◆ **Source records**
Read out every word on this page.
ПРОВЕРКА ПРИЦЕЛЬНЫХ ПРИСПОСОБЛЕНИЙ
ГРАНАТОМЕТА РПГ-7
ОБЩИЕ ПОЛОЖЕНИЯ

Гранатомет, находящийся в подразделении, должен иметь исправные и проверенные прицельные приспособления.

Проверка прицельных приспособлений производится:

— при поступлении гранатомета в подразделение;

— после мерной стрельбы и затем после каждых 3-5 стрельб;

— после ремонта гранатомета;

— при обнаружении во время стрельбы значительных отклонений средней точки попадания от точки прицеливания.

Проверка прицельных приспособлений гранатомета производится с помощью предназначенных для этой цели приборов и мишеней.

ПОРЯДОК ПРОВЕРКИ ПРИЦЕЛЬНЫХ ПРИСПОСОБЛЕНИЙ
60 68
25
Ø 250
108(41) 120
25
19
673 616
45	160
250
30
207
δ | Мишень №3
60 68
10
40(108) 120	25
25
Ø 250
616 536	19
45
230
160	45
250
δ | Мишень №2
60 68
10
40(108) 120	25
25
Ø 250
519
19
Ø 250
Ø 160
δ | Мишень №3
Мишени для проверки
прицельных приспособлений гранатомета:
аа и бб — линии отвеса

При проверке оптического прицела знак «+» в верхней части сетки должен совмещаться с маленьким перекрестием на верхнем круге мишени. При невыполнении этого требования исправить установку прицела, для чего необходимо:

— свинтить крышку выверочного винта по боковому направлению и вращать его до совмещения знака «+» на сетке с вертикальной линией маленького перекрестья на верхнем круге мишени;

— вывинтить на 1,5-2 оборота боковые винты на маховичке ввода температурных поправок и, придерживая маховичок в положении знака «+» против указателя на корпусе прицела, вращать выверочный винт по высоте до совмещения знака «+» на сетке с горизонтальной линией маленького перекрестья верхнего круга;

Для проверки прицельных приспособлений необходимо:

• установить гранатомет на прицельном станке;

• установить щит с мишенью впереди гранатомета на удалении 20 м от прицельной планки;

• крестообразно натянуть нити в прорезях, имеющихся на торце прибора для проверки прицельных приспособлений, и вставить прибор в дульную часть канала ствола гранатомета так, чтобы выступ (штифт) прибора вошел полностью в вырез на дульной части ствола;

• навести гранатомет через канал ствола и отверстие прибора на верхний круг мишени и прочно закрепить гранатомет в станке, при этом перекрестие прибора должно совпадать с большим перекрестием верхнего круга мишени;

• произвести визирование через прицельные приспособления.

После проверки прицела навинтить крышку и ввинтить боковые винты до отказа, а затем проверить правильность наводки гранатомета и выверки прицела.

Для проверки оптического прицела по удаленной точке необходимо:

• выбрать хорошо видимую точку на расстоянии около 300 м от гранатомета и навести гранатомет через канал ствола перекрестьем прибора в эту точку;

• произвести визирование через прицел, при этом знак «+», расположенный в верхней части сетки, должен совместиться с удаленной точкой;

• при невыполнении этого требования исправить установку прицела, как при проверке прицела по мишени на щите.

◆ **Objective**
Your task is to gather every line with the word "установить" and copy it.

◆ **Answer for the task**
• установить гранатомет на прицельном станке;
• установить щит с мишенью впереди гранатомета на удалении 20 м от прицельной планки;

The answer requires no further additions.